* EXCERPT *
--- Begin ---
The situation of asylum seekers arriving to Australia by boat was never put into perspective more than in an Australian Policy Online’s article (PDF 308KB) by Nancy Viviani where she states: “Boat people are around one percent of total migration and they have one hundred percent of the Media’s attention.”
Putting aside the fact that this issue is completely blown out of proportion by Australian media, an important issue that we often fail to ask is: what are the hard and real international obligations relevant to Australia here? Is Australia in contravention of international law? If so, how is Australia in Contravention of these laws? What is Australia’s international legal position in regards to the interception of boats of asylum seekers headed to Australia and is it legal for Australia to arrange the processing of these individuals in offshore detention centres in collaboration with non-signators to the refugee convention such as Indonesia?
Australia is first and foremost a member of the United Nations and ipso facto has a duty to uphold the principles encompassed therein. This is important not only for Australia’s standing and reputation in the international community but also as a reflection of the vital interest in human rights that Australians wish to embody.
My first point of reference in terms of Australia’s International obligations here is the 1948 Universal Declaration of Human Rights. Article 14(1) stipulates: “Everyone has the right to seek and to enjoy in other countries asylum from persecution.” The term “seek” is key here, everyone has the right to seek asylum. Interception of boats of asylum seekers on the high seas travelling to Australia, and sending them to offshore processing centres where the applicants have less access to rights, is effectually circumventing this stipulated convention right, which allows individuals the right to “seek” asylum.
--- End ---
* LISTING *
--- Begin ---
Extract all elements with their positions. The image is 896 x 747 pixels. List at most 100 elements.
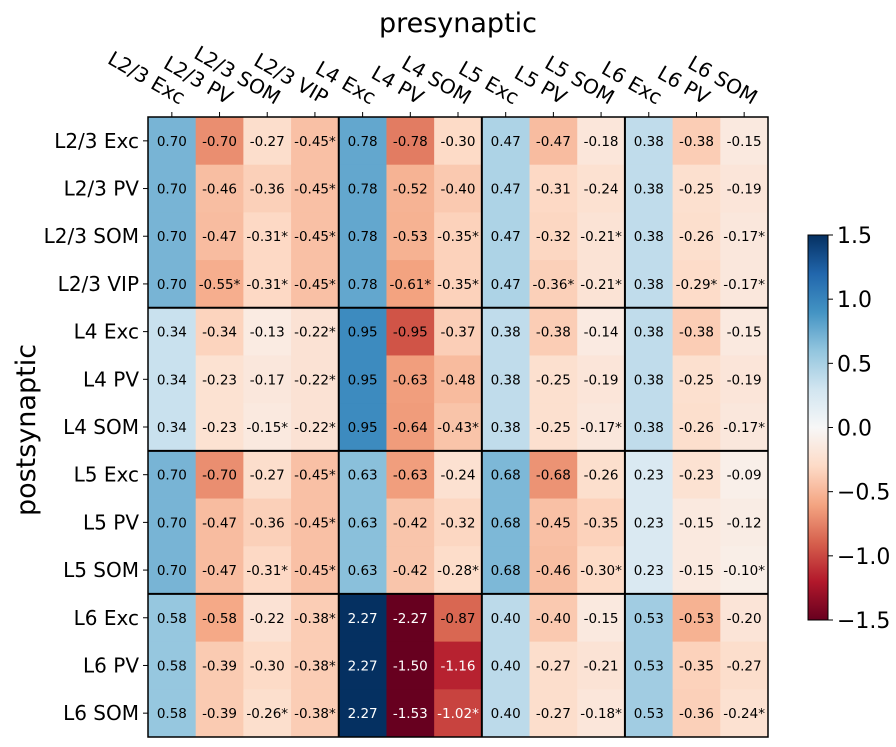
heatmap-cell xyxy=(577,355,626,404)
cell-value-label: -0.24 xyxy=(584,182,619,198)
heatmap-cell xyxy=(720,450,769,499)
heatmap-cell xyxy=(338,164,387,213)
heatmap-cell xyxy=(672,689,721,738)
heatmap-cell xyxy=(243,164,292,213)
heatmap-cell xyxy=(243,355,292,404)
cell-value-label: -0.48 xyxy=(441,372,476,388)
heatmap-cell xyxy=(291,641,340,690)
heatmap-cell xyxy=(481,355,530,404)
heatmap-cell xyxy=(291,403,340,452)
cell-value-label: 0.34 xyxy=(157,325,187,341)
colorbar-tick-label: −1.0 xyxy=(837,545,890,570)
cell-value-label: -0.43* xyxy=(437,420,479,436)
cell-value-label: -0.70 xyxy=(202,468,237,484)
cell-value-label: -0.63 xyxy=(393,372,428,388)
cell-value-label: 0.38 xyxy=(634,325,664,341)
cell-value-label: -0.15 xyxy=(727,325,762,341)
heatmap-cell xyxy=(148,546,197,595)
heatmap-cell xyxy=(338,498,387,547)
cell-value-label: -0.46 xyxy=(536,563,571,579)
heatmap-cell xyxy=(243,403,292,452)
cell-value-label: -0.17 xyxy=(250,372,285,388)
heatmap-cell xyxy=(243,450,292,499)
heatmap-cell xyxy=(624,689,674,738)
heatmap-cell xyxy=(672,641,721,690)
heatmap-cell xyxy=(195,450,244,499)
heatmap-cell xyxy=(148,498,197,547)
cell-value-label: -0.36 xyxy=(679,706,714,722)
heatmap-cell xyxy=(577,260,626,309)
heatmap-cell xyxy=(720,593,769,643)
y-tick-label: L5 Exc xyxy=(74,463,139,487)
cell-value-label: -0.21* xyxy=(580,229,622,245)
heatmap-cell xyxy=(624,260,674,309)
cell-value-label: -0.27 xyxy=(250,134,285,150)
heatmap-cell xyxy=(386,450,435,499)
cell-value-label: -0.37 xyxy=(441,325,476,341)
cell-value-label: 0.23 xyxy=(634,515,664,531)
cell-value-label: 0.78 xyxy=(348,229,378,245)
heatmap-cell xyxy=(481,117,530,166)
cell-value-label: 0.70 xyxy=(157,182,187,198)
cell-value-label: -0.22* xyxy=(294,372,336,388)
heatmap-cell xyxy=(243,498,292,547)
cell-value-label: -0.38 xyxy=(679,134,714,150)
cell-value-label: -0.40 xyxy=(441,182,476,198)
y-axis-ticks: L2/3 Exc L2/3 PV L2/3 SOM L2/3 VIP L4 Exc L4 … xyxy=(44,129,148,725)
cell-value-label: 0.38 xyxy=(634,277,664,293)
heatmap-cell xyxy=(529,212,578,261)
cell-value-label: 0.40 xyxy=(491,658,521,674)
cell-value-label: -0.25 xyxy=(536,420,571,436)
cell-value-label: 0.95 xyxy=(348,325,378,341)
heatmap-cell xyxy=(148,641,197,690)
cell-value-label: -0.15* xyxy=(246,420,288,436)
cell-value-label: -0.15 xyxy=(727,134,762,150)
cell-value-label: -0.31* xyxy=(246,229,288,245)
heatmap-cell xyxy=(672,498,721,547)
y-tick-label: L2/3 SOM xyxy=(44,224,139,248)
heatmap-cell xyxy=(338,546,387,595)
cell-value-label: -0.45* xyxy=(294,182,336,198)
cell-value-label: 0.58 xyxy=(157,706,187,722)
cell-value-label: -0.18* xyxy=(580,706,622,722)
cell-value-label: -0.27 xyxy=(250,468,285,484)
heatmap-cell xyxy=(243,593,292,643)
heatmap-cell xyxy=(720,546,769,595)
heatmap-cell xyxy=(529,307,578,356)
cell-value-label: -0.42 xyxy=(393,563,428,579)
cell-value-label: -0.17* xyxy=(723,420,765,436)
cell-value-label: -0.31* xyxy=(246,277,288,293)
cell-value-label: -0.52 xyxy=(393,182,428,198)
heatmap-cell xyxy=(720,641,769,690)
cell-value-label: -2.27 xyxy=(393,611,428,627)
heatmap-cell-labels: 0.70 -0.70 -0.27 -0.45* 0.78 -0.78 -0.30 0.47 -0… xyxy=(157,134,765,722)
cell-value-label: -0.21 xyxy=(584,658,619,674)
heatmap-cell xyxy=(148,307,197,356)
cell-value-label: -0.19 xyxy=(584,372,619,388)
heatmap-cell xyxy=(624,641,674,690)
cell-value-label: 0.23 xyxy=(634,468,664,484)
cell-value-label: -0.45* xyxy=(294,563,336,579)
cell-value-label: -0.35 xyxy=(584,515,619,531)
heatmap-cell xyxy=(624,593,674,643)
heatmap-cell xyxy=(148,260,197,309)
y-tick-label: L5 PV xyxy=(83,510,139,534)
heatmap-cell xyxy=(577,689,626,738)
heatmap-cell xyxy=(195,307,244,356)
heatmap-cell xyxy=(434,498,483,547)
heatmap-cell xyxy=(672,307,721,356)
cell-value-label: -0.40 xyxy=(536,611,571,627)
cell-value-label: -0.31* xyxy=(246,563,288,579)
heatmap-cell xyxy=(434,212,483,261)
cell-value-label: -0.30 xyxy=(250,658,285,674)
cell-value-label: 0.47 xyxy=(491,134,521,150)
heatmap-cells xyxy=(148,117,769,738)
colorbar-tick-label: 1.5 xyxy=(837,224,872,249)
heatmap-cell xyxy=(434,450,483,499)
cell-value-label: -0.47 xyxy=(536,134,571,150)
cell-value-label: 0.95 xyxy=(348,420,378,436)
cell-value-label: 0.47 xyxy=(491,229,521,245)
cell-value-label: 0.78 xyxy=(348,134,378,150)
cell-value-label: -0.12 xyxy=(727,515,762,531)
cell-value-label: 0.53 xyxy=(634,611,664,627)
--- End ---
--- Begin ---
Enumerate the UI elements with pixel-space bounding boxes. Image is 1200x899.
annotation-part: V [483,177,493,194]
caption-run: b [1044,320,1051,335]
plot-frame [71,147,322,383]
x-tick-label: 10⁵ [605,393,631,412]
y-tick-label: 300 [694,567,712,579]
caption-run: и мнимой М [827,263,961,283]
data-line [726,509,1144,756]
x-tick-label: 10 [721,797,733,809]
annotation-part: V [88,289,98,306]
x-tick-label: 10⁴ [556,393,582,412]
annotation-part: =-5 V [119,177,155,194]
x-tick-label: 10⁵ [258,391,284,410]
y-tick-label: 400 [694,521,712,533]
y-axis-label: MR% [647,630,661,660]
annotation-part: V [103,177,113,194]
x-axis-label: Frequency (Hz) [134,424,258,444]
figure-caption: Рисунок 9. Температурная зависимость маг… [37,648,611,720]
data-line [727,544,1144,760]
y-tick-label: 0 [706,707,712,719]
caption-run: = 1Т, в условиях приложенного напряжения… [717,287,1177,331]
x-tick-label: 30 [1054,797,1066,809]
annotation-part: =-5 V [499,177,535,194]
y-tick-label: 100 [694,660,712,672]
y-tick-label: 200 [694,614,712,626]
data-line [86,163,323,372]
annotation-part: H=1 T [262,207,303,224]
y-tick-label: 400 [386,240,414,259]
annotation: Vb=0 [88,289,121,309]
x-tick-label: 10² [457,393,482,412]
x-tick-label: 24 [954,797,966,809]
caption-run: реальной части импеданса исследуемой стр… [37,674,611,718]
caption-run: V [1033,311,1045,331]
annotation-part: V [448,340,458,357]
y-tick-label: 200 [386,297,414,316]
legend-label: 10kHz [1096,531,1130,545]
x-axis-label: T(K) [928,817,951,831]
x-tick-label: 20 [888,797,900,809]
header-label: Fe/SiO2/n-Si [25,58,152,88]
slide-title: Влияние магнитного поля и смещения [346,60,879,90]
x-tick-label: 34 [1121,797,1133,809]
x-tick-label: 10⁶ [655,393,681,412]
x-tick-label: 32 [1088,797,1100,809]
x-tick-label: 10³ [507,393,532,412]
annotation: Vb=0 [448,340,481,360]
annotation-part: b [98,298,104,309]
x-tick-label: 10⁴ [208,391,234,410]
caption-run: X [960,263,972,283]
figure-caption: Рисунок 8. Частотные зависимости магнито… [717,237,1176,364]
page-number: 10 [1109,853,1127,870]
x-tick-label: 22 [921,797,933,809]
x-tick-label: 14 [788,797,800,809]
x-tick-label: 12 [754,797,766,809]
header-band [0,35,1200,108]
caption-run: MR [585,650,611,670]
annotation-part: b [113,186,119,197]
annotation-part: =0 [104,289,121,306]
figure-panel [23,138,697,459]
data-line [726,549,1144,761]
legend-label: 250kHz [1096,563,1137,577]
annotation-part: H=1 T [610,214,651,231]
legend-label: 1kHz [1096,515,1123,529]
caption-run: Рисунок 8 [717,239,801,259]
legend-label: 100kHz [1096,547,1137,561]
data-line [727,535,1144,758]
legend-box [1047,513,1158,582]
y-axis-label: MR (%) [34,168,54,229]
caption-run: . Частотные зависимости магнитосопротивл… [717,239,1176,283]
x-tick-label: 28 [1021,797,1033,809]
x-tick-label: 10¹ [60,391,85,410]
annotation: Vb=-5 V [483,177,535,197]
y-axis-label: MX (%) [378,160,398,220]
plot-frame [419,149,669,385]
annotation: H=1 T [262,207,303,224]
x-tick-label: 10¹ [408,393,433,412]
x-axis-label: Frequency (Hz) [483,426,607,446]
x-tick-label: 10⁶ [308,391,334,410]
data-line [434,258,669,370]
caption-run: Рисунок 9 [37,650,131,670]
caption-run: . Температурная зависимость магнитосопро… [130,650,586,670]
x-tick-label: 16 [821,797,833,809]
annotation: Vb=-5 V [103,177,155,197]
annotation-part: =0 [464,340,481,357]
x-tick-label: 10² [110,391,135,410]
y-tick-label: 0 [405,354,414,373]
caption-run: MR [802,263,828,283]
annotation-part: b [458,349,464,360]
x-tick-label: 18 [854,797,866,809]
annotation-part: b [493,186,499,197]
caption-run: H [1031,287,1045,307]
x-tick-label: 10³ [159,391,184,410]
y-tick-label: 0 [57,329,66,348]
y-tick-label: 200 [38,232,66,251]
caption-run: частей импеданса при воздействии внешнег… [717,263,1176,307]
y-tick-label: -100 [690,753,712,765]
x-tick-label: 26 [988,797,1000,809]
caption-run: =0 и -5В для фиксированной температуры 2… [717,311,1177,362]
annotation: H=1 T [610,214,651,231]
--- End ---
* EXERCISES TO COMPLETE *
**a)** In the piece on asylum seekers reaching Australia by boat, which article of the 1948 Universal Declaration of Human Rights is quoted?
**b)** Write the next part of the piece on asylum seekers reaching Australia by boat, picking up right after its final sentence.

* TASK ANSWERS *
**a)** Article 14(1)

**b)**
The declaration term “enjoy” here does not hold any reference to a right to receive asylum. Not every person seeking asylum in Australia has the right to gain refugee status, however, every individual via international law is accorded with the right to seek asylum. The granting of asylum status is at the sole discernment of the state in its interpretation of the Convention definition.
As a signator to the 1951 Refugee Convention, this means that applications for asylum to Australia are tested against the specific definition of a refugee as detailed in the 1951 Refugee Convention, Article 1, (2):
... owing to well-founded fear of being persecuted for reasons of race, religion, nationality, membership of a particular social group or political opinion, is outside the country of his nationality and is unable or, owing to such fear, is unwilling to avail himself of the protection of that country; or who, not having a nationality and being outside the country of his former habitual residence, is unable or, owing to such fear, is unwilling to return to it ...
In Australia the receiving of asylum or reaching “refugee status” is evidenced with a protection visa after the stringent processing requirements are met. Interestingly enough, applicants that go through Australian processing centres are more likely to meet the convention definition as above than those who are processed through the UNHCR (PDF 308KB).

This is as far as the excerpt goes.